**AVAILABLE RECORDS:**
— Begin —

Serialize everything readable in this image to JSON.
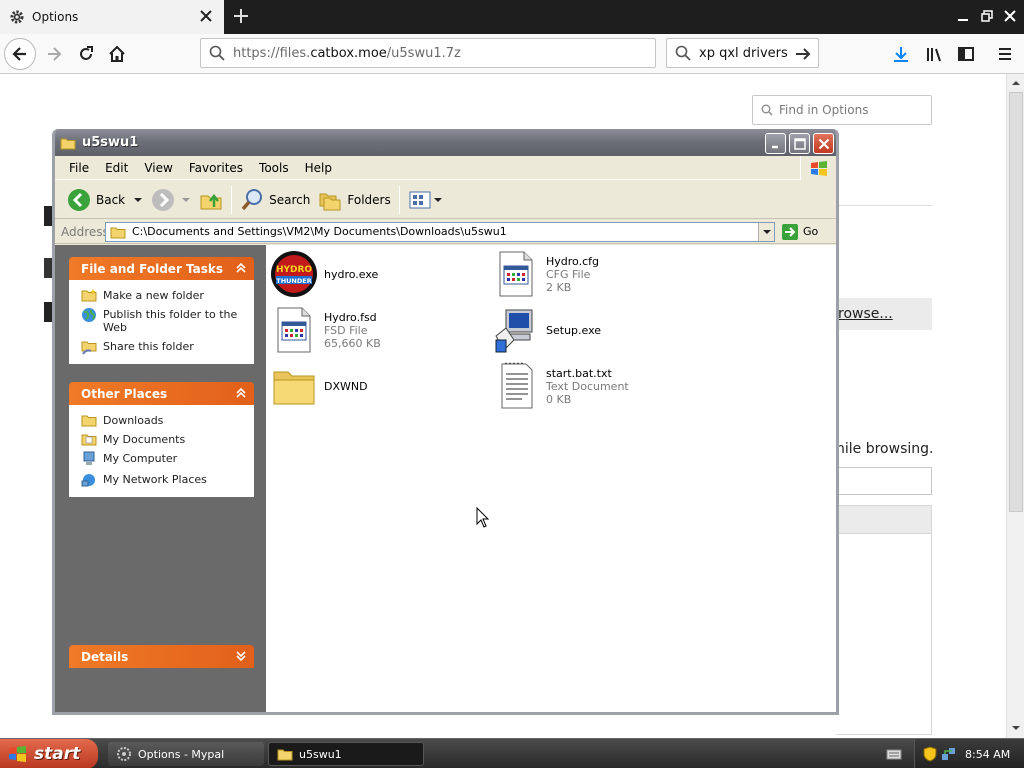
{
  "browser": {
    "tab_title": "Options",
    "url_gray": "https://files.",
    "url_dark": "catbox.moe",
    "url_rest": "/u5swu1.7z",
    "search_value": "xp qxl drivers"
  },
  "options_page": {
    "find_placeholder": "Find in Options",
    "browse_label": "rowse...",
    "while_browsing": "hile browsing."
  },
  "explorer": {
    "title": "u5swu1",
    "menu": [
      "File",
      "Edit",
      "View",
      "Favorites",
      "Tools",
      "Help"
    ],
    "toolbar": {
      "back": "Back",
      "search": "Search",
      "folders": "Folders"
    },
    "address_label": "Address",
    "address_path": "C:\\Documents and Settings\\VM2\\My Documents\\Downloads\\u5swu1",
    "go_label": "Go",
    "tasks_panel": {
      "title": "File and Folder Tasks",
      "items": [
        "Make a new folder",
        "Publish this folder to the Web",
        "Share this folder"
      ]
    },
    "places_panel": {
      "title": "Other Places",
      "items": [
        "Downloads",
        "My Documents",
        "My Computer",
        "My Network Places"
      ]
    },
    "details_panel": {
      "title": "Details"
    },
    "files": [
      {
        "name": "hydro.exe",
        "type": "",
        "size": "",
        "icon": "hydro-thunder-icon"
      },
      {
        "name": "Hydro.cfg",
        "type": "CFG File",
        "size": "2 KB",
        "icon": "generic-file-icon"
      },
      {
        "name": "Hydro.fsd",
        "type": "FSD File",
        "size": "65,660 KB",
        "icon": "generic-file-icon"
      },
      {
        "name": "Setup.exe",
        "type": "",
        "size": "",
        "icon": "setup-icon"
      },
      {
        "name": "DXWND",
        "type": "",
        "size": "",
        "icon": "folder-icon"
      },
      {
        "name": "start.bat.txt",
        "type": "Text Document",
        "size": "0 KB",
        "icon": "text-file-icon"
      }
    ]
  },
  "taskbar": {
    "start_label": "start",
    "tasks": [
      {
        "label": "Options - Mypal"
      },
      {
        "label": "u5swu1"
      }
    ],
    "clock": "8:54 AM"
  }
}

— End —

**TASK GOAL:** Repeat everything in the records precisely. Images are excluded from the copy.

**ANSWER BELOW:**
Serialize everything readable in this image to JSON.
{
  "browser": {
    "tab_title": "Options",
    "url_gray": "https://files.",
    "url_dark": "catbox.moe",
    "url_rest": "/u5swu1.7z",
    "search_value": "xp qxl drivers"
  },
  "options_page": {
    "find_placeholder": "Find in Options",
    "browse_label": "rowse...",
    "while_browsing": "hile browsing."
  },
  "explorer": {
    "title": "u5swu1",
    "menu": [
      "File",
      "Edit",
      "View",
      "Favorites",
      "Tools",
      "Help"
    ],
    "toolbar": {
      "back": "Back",
      "search": "Search",
      "folders": "Folders"
    },
    "address_label": "Address",
    "address_path": "C:\\Documents and Settings\\VM2\\My Documents\\Downloads\\u5swu1",
    "go_label": "Go",
    "tasks_panel": {
      "title": "File and Folder Tasks",
      "items": [
        "Make a new folder",
        "Publish this folder to the Web",
        "Share this folder"
      ]
    },
    "places_panel": {
      "title": "Other Places",
      "items": [
        "Downloads",
        "My Documents",
        "My Computer",
        "My Network Places"
      ]
    },
    "details_panel": {
      "title": "Details"
    },
    "files": [
      {
        "name": "hydro.exe",
        "type": "",
        "size": "",
        "icon": "hydro-thunder-icon"
      },
      {
        "name": "Hydro.cfg",
        "type": "CFG File",
        "size": "2 KB",
        "icon": "generic-file-icon"
      },
      {
        "name": "Hydro.fsd",
        "type": "FSD File",
        "size": "65,660 KB",
        "icon": "generic-file-icon"
      },
      {
        "name": "Setup.exe",
        "type": "",
        "size": "",
        "icon": "setup-icon"
      },
      {
        "name": "DXWND",
        "type": "",
        "size": "",
        "icon": "folder-icon"
      },
      {
        "name": "start.bat.txt",
        "type": "Text Document",
        "size": "0 KB",
        "icon": "text-file-icon"
      }
    ]
  },
  "taskbar": {
    "start_label": "start",
    "tasks": [
      {
        "label": "Options - Mypal"
      },
      {
        "label": "u5swu1"
      }
    ],
    "clock": "8:54 AM"
  }
}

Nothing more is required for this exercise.